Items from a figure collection
[Start]

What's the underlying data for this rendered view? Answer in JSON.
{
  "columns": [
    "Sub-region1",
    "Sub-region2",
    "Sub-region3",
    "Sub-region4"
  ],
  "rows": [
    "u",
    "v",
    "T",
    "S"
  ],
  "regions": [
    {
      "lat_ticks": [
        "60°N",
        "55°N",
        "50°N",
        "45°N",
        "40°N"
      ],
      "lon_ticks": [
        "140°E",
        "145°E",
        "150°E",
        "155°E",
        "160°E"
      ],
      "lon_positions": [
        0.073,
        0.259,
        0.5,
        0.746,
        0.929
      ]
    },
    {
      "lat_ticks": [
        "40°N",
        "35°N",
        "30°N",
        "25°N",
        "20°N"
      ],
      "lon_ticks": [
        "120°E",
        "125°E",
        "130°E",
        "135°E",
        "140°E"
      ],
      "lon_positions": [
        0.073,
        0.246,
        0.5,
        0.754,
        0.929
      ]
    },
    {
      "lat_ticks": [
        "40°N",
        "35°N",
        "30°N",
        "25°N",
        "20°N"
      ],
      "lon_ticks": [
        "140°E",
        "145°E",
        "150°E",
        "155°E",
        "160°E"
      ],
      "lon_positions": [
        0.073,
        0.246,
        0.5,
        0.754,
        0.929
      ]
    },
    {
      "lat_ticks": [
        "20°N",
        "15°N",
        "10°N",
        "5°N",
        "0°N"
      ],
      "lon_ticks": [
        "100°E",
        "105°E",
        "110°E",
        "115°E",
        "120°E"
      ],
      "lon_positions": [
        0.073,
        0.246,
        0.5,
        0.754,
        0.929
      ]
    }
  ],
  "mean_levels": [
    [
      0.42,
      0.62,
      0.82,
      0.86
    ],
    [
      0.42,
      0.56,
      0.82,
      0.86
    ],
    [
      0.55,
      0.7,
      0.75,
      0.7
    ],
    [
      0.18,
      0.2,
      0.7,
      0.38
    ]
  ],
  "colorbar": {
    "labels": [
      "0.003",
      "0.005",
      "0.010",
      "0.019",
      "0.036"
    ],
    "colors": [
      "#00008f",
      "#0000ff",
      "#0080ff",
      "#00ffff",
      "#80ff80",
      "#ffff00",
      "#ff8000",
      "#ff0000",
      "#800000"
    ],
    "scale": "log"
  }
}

[End]

§ **Goal**
Your task is to return the full listing exactly as it was given.

§ **Response**
What's the underlying data for this rendered view? Answer in JSON.
{
  "columns": [
    "Sub-region1",
    "Sub-region2",
    "Sub-region3",
    "Sub-region4"
  ],
  "rows": [
    "u",
    "v",
    "T",
    "S"
  ],
  "regions": [
    {
      "lat_ticks": [
        "60°N",
        "55°N",
        "50°N",
        "45°N",
        "40°N"
      ],
      "lon_ticks": [
        "140°E",
        "145°E",
        "150°E",
        "155°E",
        "160°E"
      ],
      "lon_positions": [
        0.073,
        0.259,
        0.5,
        0.746,
        0.929
      ]
    },
    {
      "lat_ticks": [
        "40°N",
        "35°N",
        "30°N",
        "25°N",
        "20°N"
      ],
      "lon_ticks": [
        "120°E",
        "125°E",
        "130°E",
        "135°E",
        "140°E"
      ],
      "lon_positions": [
        0.073,
        0.246,
        0.5,
        0.754,
        0.929
      ]
    },
    {
      "lat_ticks": [
        "40°N",
        "35°N",
        "30°N",
        "25°N",
        "20°N"
      ],
      "lon_ticks": [
        "140°E",
        "145°E",
        "150°E",
        "155°E",
        "160°E"
      ],
      "lon_positions": [
        0.073,
        0.246,
        0.5,
        0.754,
        0.929
      ]
    },
    {
      "lat_ticks": [
        "20°N",
        "15°N",
        "10°N",
        "5°N",
        "0°N"
      ],
      "lon_ticks": [
        "100°E",
        "105°E",
        "110°E",
        "115°E",
        "120°E"
      ],
      "lon_positions": [
        0.073,
        0.246,
        0.5,
        0.754,
        0.929
      ]
    }
  ],
  "mean_levels": [
    [
      0.42,
      0.62,
      0.82,
      0.86
    ],
    [
      0.42,
      0.56,
      0.82,
      0.86
    ],
    [
      0.55,
      0.7,
      0.75,
      0.7
    ],
    [
      0.18,
      0.2,
      0.7,
      0.38
    ]
  ],
  "colorbar": {
    "labels": [
      "0.003",
      "0.005",
      "0.010",
      "0.019",
      "0.036"
    ],
    "colors": [
      "#00008f",
      "#0000ff",
      "#0080ff",
      "#00ffff",
      "#80ff80",
      "#ffff00",
      "#ff8000",
      "#ff0000",
      "#800000"
    ],
    "scale": "log"
  }
}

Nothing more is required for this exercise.